» Data section
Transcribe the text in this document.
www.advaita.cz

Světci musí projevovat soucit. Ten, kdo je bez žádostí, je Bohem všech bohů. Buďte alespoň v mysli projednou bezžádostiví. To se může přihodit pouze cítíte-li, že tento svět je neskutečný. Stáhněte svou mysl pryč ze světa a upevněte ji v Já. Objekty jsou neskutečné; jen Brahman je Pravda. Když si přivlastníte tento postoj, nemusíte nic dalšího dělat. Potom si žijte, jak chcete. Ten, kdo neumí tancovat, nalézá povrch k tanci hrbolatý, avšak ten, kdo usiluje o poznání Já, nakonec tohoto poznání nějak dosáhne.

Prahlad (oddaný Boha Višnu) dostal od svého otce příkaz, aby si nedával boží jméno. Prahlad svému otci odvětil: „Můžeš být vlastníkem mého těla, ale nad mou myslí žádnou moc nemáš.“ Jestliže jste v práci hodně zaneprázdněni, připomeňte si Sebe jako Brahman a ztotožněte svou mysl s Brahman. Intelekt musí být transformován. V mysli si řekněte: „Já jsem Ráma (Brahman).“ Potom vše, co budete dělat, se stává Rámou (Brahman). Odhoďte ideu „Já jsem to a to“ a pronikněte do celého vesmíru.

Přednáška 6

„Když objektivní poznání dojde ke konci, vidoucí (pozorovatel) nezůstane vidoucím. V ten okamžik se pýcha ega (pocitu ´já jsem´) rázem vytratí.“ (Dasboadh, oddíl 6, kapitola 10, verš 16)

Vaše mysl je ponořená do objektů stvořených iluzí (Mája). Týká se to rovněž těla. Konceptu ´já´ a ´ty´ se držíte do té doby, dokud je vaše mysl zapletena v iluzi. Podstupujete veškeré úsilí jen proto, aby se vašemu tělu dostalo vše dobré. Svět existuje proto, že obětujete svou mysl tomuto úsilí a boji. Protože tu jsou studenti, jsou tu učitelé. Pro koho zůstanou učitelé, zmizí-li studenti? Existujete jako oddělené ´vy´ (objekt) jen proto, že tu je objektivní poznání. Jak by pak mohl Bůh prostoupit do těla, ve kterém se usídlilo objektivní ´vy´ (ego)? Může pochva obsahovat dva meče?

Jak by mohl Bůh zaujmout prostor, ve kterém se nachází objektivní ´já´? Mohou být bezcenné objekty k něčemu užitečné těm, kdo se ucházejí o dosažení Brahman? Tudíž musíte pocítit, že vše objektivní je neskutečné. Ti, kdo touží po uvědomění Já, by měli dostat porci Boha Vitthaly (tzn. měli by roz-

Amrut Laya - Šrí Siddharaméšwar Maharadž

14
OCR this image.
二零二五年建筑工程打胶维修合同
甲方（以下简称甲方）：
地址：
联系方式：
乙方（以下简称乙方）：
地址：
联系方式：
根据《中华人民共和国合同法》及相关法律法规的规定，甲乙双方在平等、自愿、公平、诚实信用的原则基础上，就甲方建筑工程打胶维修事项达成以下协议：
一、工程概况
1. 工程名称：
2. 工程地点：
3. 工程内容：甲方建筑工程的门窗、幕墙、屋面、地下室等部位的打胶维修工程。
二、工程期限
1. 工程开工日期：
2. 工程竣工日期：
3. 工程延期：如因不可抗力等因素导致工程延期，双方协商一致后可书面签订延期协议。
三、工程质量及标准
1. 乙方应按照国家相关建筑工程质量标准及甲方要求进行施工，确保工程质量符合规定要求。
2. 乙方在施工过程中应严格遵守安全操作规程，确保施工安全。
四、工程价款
--
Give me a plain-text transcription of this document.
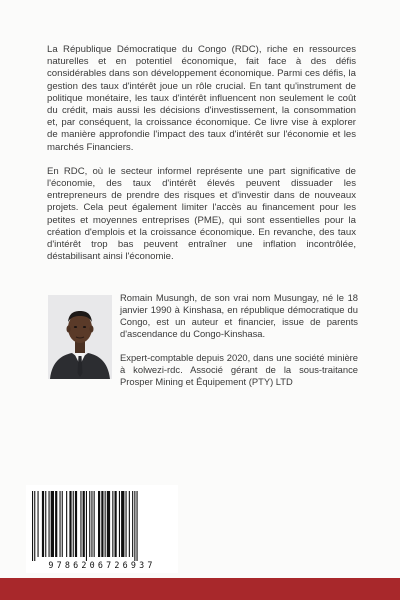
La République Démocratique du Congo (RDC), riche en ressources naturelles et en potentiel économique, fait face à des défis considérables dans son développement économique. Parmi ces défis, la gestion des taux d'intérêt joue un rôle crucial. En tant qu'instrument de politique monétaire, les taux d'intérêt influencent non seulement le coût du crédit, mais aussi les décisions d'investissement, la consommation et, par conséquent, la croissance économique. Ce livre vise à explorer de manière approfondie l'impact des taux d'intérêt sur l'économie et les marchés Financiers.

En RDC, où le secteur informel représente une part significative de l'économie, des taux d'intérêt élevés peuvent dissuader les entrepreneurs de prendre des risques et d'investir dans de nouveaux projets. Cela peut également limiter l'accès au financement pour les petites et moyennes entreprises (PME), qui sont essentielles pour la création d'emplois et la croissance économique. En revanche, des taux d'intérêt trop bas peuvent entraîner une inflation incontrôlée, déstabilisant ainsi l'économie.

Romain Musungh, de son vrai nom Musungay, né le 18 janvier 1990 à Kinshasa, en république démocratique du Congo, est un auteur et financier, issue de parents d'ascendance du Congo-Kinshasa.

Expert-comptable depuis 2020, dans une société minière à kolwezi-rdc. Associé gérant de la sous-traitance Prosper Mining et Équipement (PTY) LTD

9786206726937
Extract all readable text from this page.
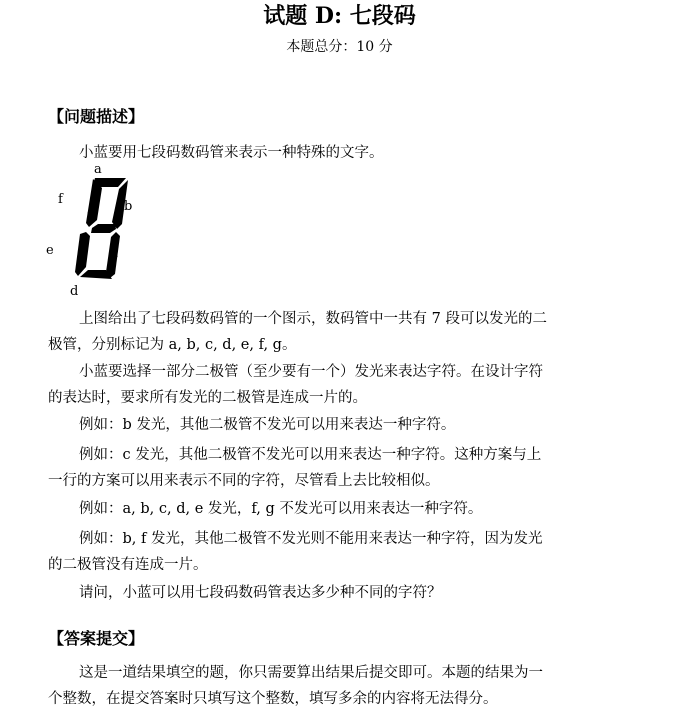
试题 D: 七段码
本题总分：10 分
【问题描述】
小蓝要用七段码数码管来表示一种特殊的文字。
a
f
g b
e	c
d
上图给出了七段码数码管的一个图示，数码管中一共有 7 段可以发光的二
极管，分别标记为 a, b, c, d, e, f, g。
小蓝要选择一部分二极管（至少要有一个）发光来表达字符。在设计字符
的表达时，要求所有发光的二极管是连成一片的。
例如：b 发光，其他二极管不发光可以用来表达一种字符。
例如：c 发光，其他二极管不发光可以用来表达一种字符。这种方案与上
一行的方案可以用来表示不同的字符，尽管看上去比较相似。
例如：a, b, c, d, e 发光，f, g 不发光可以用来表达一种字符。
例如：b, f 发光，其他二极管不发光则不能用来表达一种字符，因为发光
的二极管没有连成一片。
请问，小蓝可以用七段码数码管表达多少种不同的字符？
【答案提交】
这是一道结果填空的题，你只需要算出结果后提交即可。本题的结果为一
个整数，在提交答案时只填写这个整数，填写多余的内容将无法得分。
==
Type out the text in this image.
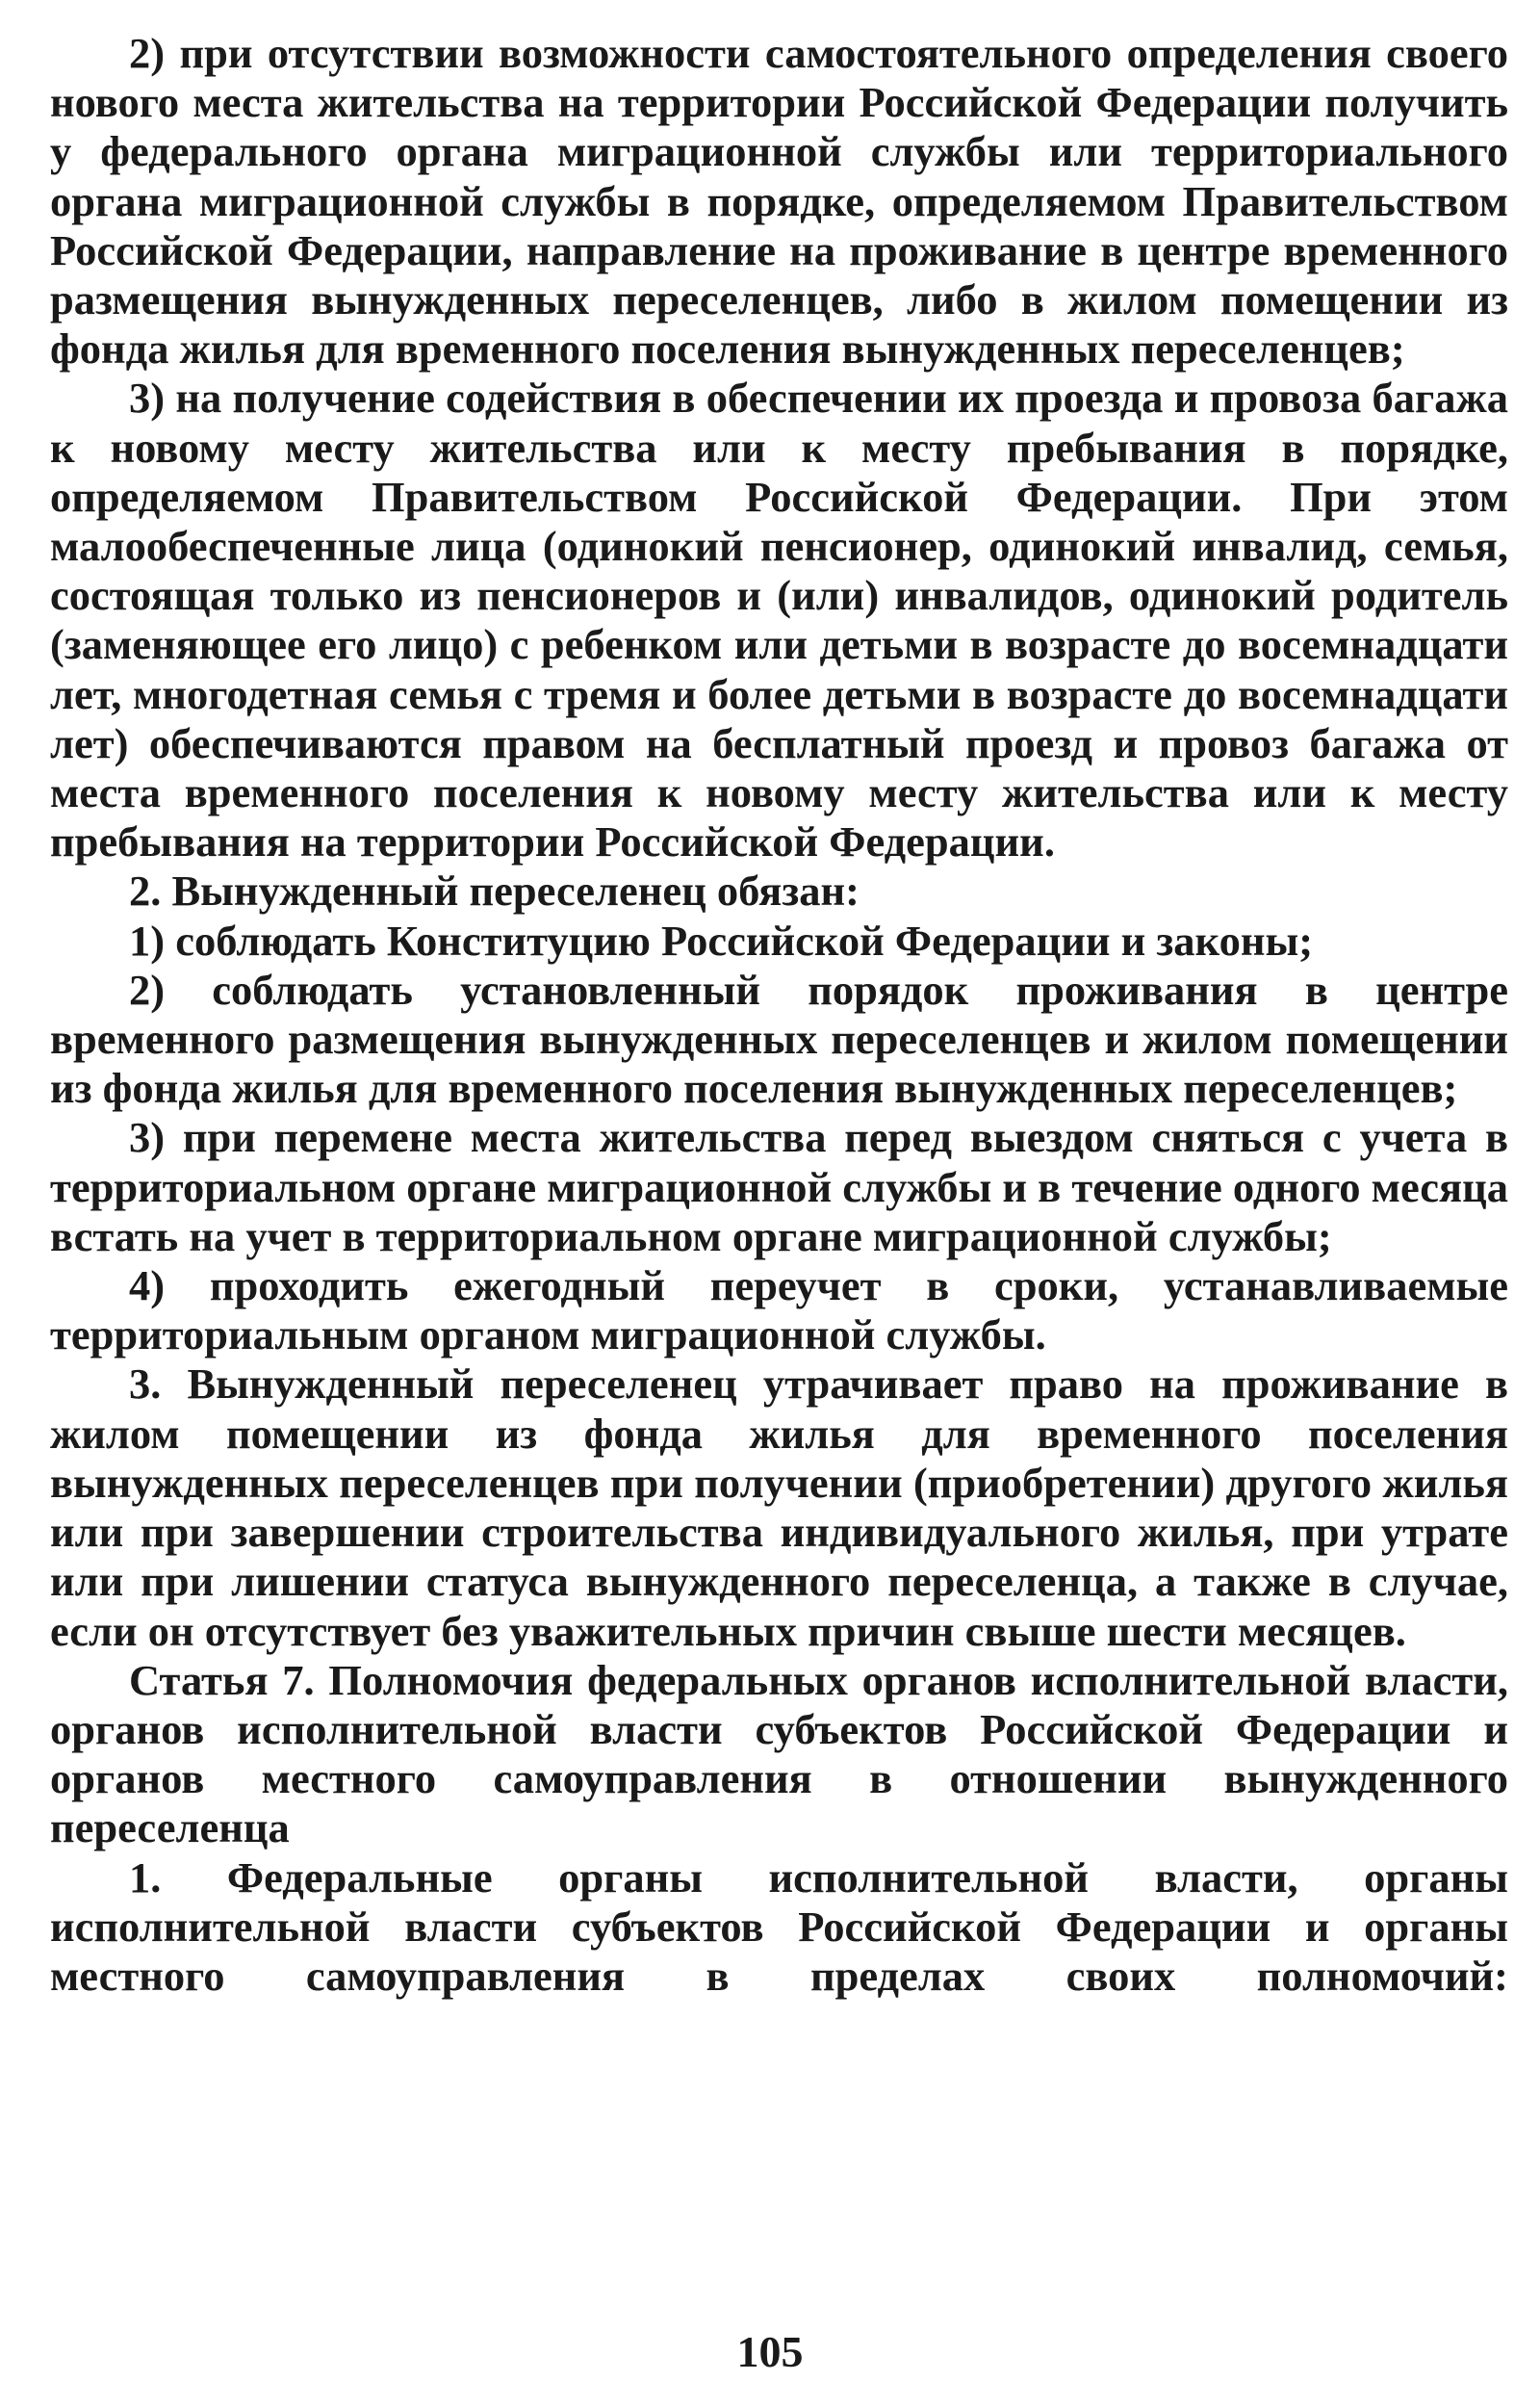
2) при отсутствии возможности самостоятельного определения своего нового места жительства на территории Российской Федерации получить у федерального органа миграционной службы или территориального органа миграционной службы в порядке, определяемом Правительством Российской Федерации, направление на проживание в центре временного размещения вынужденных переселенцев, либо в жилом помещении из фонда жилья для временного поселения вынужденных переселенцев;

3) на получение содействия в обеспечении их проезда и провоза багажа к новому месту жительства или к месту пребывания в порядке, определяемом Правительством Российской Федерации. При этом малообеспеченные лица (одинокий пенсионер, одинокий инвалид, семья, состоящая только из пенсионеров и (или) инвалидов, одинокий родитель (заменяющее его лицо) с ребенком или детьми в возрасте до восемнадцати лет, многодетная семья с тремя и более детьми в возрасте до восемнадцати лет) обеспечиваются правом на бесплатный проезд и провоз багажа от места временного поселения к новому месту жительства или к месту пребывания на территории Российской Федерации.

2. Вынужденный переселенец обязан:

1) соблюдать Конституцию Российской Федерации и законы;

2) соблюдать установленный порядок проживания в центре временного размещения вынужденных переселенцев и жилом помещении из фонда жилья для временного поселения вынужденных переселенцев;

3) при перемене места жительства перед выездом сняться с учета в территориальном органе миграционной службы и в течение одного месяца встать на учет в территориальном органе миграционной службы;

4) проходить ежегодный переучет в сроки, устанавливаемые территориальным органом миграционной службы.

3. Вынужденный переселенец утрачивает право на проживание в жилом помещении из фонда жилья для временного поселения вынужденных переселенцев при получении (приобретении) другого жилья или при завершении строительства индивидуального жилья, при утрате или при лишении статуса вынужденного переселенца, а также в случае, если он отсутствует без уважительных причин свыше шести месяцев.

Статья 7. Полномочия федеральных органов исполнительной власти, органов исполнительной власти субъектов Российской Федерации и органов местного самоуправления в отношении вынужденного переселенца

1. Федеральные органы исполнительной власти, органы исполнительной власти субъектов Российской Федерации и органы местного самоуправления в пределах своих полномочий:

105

» Stated problem
Read the entries and pick out all lines that include the word "местного".

» Written answer
Статья 7. Полномочия федеральных органов исполнительной власти, органов исполнительной власти субъектов Российской Федерации и органов местного самоуправления в отношении вынужденного переселенца
1. Федеральные органы исполнительной власти, органы исполнительной власти субъектов Российской Федерации и органы местного самоуправления в пределах своих полномочий:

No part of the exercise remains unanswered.